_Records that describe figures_
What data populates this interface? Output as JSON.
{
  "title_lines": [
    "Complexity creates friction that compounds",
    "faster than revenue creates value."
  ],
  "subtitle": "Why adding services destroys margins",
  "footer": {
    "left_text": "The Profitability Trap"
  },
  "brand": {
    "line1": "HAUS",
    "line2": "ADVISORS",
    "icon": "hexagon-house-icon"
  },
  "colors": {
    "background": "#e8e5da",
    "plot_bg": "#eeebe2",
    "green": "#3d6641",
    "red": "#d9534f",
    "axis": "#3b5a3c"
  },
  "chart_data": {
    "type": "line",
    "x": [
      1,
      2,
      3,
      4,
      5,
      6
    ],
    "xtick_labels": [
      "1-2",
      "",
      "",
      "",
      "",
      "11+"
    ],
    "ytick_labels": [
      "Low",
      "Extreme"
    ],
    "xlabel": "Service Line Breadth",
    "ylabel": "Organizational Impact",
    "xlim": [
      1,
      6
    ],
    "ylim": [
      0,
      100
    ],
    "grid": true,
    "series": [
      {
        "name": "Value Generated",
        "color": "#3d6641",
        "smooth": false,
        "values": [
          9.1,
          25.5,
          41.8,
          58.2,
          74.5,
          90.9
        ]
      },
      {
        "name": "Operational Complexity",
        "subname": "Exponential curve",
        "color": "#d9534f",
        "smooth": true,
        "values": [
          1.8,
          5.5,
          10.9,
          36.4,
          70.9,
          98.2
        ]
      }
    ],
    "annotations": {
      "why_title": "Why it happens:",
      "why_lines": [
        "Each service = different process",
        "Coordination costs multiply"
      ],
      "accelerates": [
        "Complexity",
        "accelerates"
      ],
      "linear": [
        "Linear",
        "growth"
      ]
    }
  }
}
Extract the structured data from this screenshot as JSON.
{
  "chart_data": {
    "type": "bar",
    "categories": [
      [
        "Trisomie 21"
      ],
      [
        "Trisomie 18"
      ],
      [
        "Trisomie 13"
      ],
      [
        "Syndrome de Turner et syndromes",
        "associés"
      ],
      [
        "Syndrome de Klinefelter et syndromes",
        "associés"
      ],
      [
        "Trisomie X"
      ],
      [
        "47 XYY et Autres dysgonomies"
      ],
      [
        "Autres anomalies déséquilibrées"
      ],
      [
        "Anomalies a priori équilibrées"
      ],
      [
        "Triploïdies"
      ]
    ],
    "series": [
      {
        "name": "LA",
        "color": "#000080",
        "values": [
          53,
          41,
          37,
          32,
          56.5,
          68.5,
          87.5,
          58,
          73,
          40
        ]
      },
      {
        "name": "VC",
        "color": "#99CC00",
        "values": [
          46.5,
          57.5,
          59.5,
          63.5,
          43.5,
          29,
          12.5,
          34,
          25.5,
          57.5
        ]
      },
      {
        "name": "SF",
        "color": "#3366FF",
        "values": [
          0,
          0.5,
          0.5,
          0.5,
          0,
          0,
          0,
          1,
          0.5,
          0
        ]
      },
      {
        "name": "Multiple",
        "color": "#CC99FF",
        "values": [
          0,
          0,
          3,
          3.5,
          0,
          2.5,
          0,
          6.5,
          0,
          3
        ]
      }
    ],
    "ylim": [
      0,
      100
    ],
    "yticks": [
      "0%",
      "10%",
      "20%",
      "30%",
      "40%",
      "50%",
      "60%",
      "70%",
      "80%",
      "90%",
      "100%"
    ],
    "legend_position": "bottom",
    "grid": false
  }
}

_Work to be completed_
Count every line in the listing above that holds "creates", then report only the count.

_Response_
2